What is asked: The entries below should be quoted exactly, with no pictures carried over.

□ □ □ □ □

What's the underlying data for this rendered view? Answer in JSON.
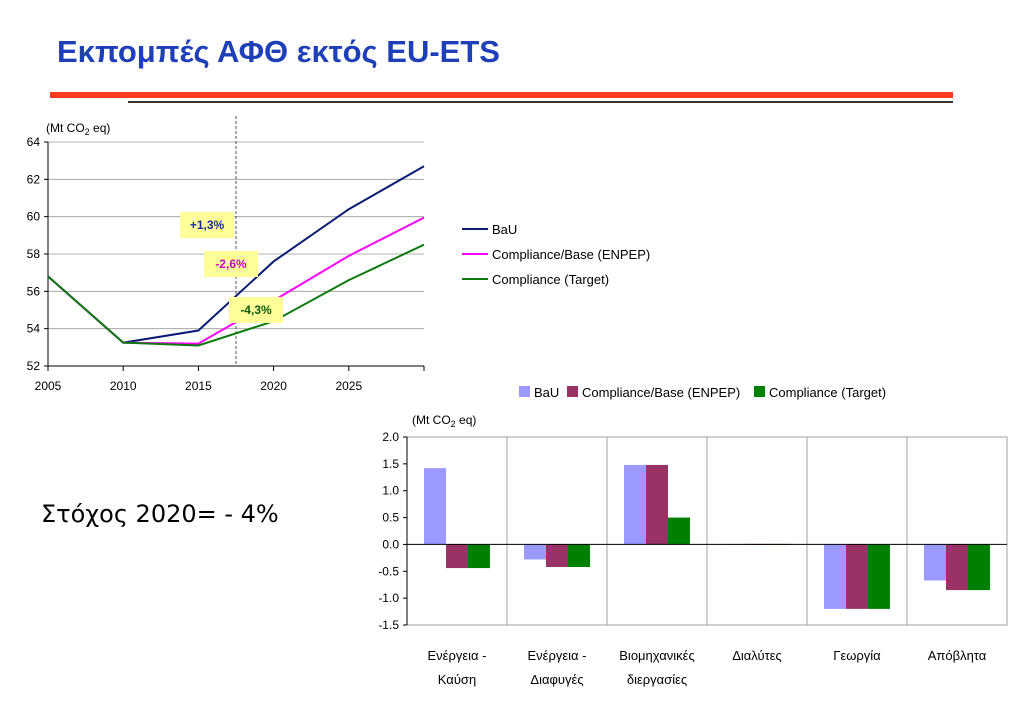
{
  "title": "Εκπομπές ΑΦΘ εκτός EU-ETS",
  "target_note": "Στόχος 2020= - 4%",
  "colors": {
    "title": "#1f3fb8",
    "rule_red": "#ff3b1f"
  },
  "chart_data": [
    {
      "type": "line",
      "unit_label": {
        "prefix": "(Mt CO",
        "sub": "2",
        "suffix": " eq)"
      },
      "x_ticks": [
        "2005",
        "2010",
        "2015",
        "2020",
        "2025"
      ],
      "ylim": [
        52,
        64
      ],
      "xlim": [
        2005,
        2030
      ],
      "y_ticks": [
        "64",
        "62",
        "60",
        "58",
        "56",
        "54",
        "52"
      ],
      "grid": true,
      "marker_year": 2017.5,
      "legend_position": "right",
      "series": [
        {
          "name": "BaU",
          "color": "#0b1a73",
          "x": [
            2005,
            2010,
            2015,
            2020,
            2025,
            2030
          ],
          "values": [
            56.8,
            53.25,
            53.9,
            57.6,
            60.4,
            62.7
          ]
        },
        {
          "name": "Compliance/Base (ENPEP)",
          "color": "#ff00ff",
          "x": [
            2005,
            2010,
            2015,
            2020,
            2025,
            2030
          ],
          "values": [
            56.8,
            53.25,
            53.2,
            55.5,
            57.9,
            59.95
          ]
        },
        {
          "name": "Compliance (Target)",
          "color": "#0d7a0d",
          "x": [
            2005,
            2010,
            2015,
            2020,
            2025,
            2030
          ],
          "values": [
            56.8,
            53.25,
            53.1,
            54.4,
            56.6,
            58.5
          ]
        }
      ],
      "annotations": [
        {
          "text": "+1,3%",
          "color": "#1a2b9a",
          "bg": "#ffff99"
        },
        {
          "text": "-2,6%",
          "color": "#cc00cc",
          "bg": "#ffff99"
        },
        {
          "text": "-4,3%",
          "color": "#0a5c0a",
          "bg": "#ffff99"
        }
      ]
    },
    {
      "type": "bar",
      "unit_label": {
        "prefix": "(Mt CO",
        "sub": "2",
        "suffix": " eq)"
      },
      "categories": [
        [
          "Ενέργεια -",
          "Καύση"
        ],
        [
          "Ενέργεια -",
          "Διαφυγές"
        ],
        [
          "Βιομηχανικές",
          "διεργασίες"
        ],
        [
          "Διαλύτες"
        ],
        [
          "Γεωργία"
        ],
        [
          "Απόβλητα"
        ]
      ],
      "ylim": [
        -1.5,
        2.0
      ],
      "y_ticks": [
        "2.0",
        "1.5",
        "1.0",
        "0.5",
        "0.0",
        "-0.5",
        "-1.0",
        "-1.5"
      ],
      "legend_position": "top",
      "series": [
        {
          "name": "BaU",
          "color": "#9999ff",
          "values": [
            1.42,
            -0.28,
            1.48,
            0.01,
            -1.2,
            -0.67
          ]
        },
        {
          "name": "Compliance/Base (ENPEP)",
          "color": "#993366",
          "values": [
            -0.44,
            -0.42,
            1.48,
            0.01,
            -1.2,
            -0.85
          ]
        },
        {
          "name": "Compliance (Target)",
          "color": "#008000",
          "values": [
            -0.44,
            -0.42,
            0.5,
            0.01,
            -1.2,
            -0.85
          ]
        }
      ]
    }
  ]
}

□ □ □ □ □

Exercise answer:
What's the underlying data for this rendered view? Answer in JSON.
{
  "title": "Εκπομπές ΑΦΘ εκτός EU-ETS",
  "target_note": "Στόχος 2020= - 4%",
  "colors": {
    "title": "#1f3fb8",
    "rule_red": "#ff3b1f"
  },
  "chart_data": [
    {
      "type": "line",
      "unit_label": {
        "prefix": "(Mt CO",
        "sub": "2",
        "suffix": " eq)"
      },
      "x_ticks": [
        "2005",
        "2010",
        "2015",
        "2020",
        "2025"
      ],
      "ylim": [
        52,
        64
      ],
      "xlim": [
        2005,
        2030
      ],
      "y_ticks": [
        "64",
        "62",
        "60",
        "58",
        "56",
        "54",
        "52"
      ],
      "grid": true,
      "marker_year": 2017.5,
      "legend_position": "right",
      "series": [
        {
          "name": "BaU",
          "color": "#0b1a73",
          "x": [
            2005,
            2010,
            2015,
            2020,
            2025,
            2030
          ],
          "values": [
            56.8,
            53.25,
            53.9,
            57.6,
            60.4,
            62.7
          ]
        },
        {
          "name": "Compliance/Base (ENPEP)",
          "color": "#ff00ff",
          "x": [
            2005,
            2010,
            2015,
            2020,
            2025,
            2030
          ],
          "values": [
            56.8,
            53.25,
            53.2,
            55.5,
            57.9,
            59.95
          ]
        },
        {
          "name": "Compliance (Target)",
          "color": "#0d7a0d",
          "x": [
            2005,
            2010,
            2015,
            2020,
            2025,
            2030
          ],
          "values": [
            56.8,
            53.25,
            53.1,
            54.4,
            56.6,
            58.5
          ]
        }
      ],
      "annotations": [
        {
          "text": "+1,3%",
          "color": "#1a2b9a",
          "bg": "#ffff99"
        },
        {
          "text": "-2,6%",
          "color": "#cc00cc",
          "bg": "#ffff99"
        },
        {
          "text": "-4,3%",
          "color": "#0a5c0a",
          "bg": "#ffff99"
        }
      ]
    },
    {
      "type": "bar",
      "unit_label": {
        "prefix": "(Mt CO",
        "sub": "2",
        "suffix": " eq)"
      },
      "categories": [
        [
          "Ενέργεια -",
          "Καύση"
        ],
        [
          "Ενέργεια -",
          "Διαφυγές"
        ],
        [
          "Βιομηχανικές",
          "διεργασίες"
        ],
        [
          "Διαλύτες"
        ],
        [
          "Γεωργία"
        ],
        [
          "Απόβλητα"
        ]
      ],
      "ylim": [
        -1.5,
        2.0
      ],
      "y_ticks": [
        "2.0",
        "1.5",
        "1.0",
        "0.5",
        "0.0",
        "-0.5",
        "-1.0",
        "-1.5"
      ],
      "legend_position": "top",
      "series": [
        {
          "name": "BaU",
          "color": "#9999ff",
          "values": [
            1.42,
            -0.28,
            1.48,
            0.01,
            -1.2,
            -0.67
          ]
        },
        {
          "name": "Compliance/Base (ENPEP)",
          "color": "#993366",
          "values": [
            -0.44,
            -0.42,
            1.48,
            0.01,
            -1.2,
            -0.85
          ]
        },
        {
          "name": "Compliance (Target)",
          "color": "#008000",
          "values": [
            -0.44,
            -0.42,
            0.5,
            0.01,
            -1.2,
            -0.85
          ]
        }
      ]
    }
  ]
}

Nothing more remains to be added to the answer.